§ **WHAT THE TASK ASKS**:
Search the material for the word "organización" and report each line where it turns up.

(Figure record extracts)
%%
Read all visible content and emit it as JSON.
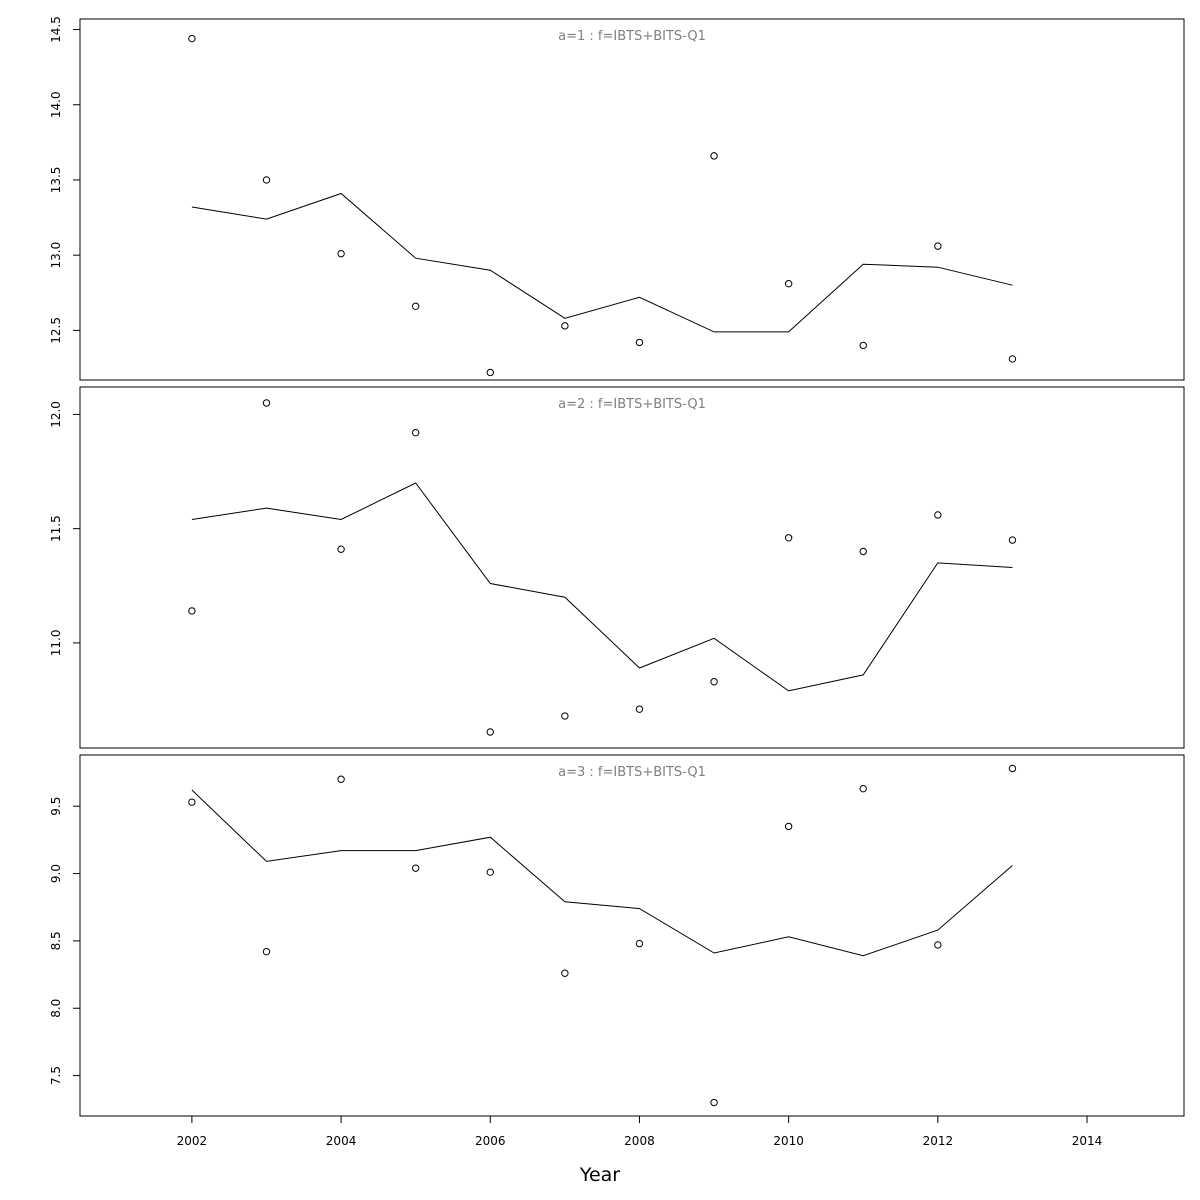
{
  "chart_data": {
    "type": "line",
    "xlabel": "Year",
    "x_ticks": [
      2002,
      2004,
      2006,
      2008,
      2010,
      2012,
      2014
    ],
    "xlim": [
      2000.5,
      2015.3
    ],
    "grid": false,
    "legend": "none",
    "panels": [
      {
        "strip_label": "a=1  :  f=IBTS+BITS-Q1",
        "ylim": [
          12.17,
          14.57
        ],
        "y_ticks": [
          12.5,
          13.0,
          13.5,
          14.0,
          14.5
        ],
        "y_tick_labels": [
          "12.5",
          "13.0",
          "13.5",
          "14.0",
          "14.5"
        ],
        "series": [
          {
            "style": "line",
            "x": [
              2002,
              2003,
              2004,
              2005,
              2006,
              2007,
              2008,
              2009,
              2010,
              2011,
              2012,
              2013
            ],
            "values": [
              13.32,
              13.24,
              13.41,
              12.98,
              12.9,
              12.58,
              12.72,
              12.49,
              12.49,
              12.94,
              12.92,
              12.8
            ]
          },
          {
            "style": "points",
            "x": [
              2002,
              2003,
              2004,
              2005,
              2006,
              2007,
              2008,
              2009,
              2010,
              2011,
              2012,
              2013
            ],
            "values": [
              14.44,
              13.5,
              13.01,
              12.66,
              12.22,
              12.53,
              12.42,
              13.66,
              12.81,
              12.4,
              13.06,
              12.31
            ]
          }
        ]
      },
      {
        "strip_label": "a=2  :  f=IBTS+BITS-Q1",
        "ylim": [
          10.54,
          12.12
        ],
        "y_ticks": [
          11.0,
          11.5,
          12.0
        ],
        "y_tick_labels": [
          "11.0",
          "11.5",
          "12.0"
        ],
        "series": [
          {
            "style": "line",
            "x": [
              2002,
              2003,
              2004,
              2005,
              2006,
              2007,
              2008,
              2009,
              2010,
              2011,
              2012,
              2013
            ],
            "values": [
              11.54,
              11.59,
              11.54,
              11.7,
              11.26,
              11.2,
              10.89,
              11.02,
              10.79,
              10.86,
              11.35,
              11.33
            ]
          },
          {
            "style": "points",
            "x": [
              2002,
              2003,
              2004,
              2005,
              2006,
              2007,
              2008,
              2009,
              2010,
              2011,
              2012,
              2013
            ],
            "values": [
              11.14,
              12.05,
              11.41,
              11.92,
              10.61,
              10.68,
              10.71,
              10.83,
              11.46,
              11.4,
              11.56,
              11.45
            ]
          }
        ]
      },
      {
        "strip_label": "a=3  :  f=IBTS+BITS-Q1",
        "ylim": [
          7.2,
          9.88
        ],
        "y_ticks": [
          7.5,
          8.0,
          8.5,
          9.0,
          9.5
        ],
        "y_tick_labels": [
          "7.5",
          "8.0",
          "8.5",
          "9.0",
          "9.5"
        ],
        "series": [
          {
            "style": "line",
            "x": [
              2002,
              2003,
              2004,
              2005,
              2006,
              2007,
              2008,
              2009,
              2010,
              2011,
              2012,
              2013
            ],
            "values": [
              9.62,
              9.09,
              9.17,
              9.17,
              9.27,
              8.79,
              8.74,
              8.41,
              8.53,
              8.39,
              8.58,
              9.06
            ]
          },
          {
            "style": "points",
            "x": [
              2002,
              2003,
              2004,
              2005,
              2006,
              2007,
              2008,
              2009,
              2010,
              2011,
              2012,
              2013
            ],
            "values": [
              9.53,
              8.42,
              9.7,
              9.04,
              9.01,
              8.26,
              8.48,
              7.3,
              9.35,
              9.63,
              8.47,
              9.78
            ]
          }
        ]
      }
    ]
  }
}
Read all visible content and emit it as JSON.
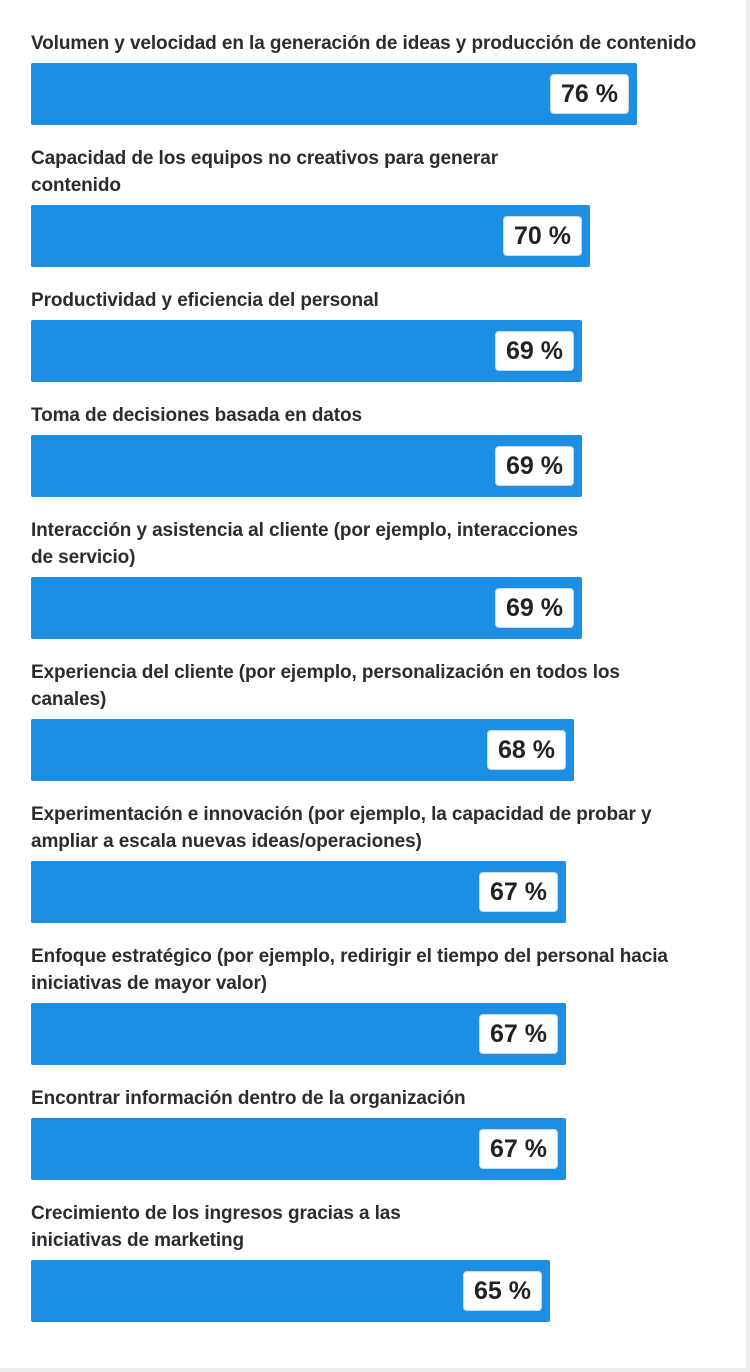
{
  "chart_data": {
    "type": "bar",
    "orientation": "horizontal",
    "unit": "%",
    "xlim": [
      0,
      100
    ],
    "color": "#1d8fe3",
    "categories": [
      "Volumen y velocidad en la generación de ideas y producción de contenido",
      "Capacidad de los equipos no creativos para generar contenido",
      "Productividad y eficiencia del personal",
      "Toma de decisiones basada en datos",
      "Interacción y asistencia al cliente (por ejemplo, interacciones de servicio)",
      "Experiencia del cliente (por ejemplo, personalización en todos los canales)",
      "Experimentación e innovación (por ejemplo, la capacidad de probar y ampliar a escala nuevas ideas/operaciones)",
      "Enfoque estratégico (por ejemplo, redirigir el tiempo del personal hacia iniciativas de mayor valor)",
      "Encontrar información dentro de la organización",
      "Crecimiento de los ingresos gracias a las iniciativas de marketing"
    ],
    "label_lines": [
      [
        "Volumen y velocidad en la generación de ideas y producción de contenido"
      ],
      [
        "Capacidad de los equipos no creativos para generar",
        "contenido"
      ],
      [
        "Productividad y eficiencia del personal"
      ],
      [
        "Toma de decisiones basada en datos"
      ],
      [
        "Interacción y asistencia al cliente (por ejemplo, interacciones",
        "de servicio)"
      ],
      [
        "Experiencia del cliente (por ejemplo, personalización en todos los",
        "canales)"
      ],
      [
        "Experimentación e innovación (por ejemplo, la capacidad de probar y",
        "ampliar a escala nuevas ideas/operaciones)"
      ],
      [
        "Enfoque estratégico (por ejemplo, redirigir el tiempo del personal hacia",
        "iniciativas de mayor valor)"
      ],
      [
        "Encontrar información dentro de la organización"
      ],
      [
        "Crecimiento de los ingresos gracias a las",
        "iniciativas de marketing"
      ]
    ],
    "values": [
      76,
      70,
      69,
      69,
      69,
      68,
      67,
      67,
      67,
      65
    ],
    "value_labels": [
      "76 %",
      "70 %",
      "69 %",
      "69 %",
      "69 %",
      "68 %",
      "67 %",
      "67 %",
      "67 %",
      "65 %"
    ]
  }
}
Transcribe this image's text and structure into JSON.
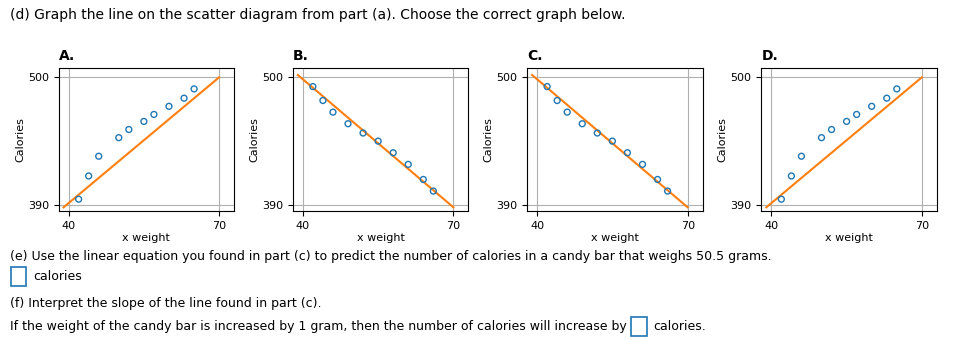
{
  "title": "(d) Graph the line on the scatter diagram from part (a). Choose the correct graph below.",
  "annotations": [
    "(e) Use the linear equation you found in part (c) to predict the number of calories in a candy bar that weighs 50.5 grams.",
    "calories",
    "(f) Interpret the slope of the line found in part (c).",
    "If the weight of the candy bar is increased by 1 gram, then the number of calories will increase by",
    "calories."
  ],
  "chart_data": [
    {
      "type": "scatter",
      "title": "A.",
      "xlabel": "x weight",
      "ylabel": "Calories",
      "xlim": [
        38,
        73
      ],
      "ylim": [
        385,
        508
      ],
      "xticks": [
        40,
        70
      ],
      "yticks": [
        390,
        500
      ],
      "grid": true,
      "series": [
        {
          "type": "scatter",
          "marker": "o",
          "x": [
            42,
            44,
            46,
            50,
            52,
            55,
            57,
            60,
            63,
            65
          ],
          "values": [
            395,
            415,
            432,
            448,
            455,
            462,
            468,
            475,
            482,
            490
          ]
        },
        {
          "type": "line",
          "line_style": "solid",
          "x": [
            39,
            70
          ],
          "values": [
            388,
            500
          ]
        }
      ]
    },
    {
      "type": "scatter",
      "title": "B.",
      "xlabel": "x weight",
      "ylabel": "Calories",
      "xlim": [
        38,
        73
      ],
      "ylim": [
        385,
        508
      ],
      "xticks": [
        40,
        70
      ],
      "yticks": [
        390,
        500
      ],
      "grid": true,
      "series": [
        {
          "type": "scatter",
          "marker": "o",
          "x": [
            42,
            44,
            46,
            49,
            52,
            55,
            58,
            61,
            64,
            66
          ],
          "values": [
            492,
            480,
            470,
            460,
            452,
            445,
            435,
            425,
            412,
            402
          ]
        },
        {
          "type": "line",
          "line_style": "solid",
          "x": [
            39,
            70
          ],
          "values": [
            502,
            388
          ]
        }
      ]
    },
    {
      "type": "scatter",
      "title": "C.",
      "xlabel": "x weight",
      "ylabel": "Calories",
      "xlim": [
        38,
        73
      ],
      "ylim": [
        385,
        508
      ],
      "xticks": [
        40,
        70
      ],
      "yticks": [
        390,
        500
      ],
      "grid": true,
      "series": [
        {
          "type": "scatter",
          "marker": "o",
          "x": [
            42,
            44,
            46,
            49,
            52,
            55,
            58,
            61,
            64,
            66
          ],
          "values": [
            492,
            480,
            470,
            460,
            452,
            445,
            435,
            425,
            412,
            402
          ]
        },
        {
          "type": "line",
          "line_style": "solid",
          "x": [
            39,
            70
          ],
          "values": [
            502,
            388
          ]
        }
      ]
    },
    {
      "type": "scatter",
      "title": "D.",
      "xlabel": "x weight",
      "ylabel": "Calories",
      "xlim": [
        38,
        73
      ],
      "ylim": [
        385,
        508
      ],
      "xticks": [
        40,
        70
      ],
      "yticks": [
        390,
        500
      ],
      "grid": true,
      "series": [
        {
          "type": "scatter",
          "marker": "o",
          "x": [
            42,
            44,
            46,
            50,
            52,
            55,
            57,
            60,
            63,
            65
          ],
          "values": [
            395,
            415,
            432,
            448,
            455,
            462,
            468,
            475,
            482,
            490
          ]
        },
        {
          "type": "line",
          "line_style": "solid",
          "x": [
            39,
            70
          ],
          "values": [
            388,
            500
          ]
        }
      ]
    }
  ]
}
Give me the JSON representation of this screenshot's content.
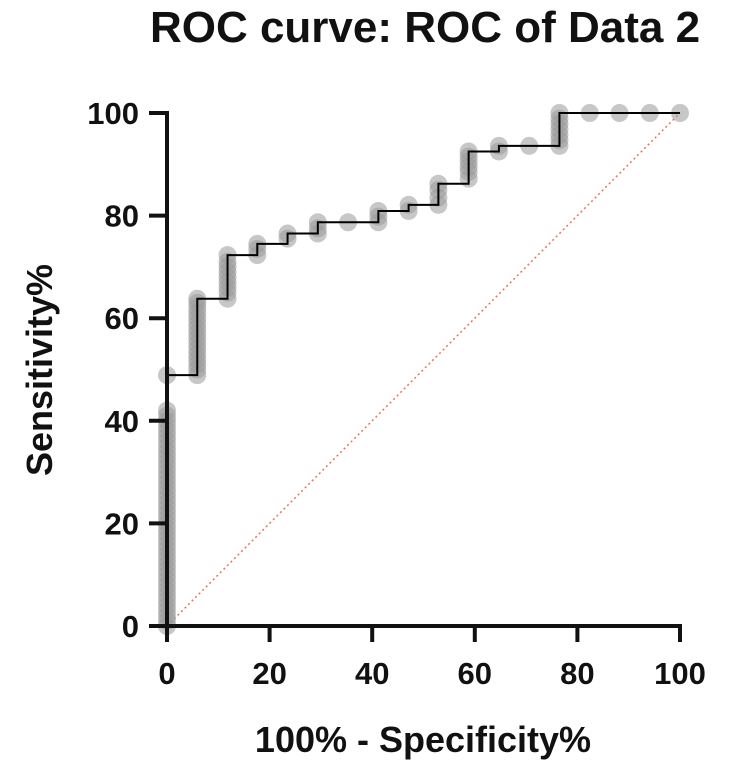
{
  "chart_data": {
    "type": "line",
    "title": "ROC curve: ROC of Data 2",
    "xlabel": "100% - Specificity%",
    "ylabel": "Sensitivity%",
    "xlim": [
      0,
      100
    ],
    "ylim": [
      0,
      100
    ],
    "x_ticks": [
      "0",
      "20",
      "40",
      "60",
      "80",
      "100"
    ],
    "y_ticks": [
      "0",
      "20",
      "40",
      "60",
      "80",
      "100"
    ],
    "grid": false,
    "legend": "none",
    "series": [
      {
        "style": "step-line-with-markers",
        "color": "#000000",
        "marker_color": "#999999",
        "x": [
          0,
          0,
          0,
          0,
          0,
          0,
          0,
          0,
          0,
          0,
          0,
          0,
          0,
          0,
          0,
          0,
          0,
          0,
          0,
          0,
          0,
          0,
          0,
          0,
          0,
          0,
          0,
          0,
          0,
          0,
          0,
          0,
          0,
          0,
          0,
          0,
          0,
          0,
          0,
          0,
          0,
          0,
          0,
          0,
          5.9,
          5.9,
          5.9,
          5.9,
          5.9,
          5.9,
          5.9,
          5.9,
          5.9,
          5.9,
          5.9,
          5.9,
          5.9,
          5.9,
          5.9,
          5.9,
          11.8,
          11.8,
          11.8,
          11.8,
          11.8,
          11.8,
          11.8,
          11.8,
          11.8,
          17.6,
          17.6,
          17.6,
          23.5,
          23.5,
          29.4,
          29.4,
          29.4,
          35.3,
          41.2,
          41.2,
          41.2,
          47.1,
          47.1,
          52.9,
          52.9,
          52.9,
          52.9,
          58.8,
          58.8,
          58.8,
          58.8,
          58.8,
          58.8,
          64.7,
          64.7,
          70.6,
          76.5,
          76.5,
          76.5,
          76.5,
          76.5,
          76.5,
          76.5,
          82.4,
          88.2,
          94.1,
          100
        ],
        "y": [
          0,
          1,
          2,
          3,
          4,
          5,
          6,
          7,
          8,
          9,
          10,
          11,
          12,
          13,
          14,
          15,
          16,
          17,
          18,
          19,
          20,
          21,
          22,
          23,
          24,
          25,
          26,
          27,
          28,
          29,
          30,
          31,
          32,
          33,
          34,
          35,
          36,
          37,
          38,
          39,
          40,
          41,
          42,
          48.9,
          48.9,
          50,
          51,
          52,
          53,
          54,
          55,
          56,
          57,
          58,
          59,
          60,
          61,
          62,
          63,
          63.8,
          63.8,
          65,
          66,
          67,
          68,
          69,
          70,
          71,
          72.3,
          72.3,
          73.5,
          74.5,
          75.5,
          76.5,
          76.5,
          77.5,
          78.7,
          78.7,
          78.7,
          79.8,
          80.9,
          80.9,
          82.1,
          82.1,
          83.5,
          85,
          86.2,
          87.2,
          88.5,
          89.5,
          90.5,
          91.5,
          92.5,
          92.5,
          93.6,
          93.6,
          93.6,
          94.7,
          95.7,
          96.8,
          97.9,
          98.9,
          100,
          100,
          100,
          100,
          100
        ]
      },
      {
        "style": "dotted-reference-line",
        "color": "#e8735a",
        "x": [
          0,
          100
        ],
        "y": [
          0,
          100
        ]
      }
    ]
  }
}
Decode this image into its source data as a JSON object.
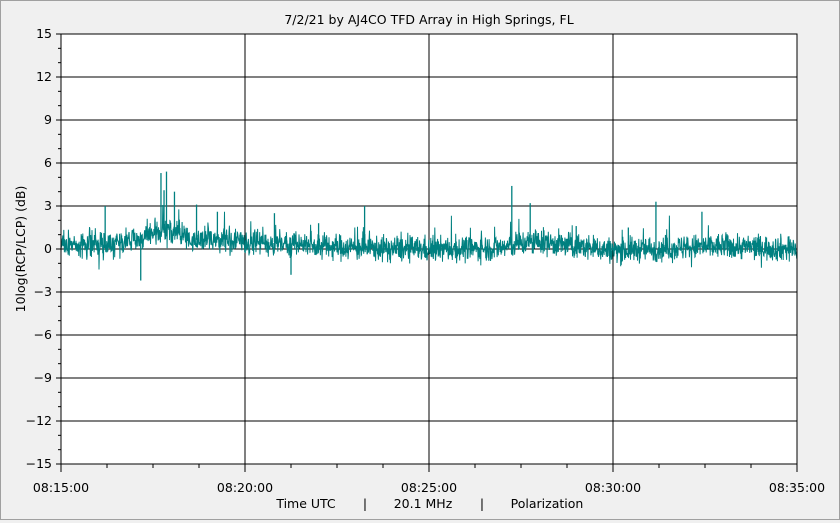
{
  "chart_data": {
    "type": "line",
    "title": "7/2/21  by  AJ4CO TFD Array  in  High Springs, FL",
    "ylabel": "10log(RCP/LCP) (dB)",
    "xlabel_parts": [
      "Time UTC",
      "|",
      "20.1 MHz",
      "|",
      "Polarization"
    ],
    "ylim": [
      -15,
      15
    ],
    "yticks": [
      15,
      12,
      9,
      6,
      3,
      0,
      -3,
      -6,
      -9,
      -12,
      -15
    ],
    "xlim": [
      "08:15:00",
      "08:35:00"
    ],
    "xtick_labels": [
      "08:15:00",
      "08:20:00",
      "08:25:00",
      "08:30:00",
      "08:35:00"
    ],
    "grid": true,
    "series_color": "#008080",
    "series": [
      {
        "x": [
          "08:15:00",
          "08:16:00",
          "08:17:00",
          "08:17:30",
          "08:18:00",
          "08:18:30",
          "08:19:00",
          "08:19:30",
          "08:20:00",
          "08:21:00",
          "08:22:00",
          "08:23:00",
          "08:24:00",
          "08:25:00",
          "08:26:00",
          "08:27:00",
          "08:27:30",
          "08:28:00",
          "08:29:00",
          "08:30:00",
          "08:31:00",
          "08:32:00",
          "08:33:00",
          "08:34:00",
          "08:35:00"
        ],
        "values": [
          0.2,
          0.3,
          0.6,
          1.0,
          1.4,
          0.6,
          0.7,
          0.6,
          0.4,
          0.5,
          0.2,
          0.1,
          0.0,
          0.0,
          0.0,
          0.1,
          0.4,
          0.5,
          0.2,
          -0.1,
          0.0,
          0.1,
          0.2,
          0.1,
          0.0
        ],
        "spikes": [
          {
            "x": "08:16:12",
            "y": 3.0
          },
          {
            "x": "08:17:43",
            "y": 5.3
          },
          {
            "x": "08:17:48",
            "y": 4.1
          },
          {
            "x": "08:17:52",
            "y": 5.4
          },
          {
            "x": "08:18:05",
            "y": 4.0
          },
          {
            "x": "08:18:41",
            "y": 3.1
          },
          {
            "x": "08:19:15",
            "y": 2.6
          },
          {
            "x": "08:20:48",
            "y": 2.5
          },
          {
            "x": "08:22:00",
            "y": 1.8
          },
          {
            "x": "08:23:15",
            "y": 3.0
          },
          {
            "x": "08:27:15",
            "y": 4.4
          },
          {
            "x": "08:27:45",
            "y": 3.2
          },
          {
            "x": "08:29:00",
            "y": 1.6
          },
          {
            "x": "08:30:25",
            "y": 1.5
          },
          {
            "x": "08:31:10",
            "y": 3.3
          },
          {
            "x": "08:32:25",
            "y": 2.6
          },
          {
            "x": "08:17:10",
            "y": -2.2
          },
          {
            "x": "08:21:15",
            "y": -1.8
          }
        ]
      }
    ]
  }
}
%%
§ **WORKED ANSWER**:
      "Encontrar información dentro de la organización",
        "Encontrar información dentro de la organización"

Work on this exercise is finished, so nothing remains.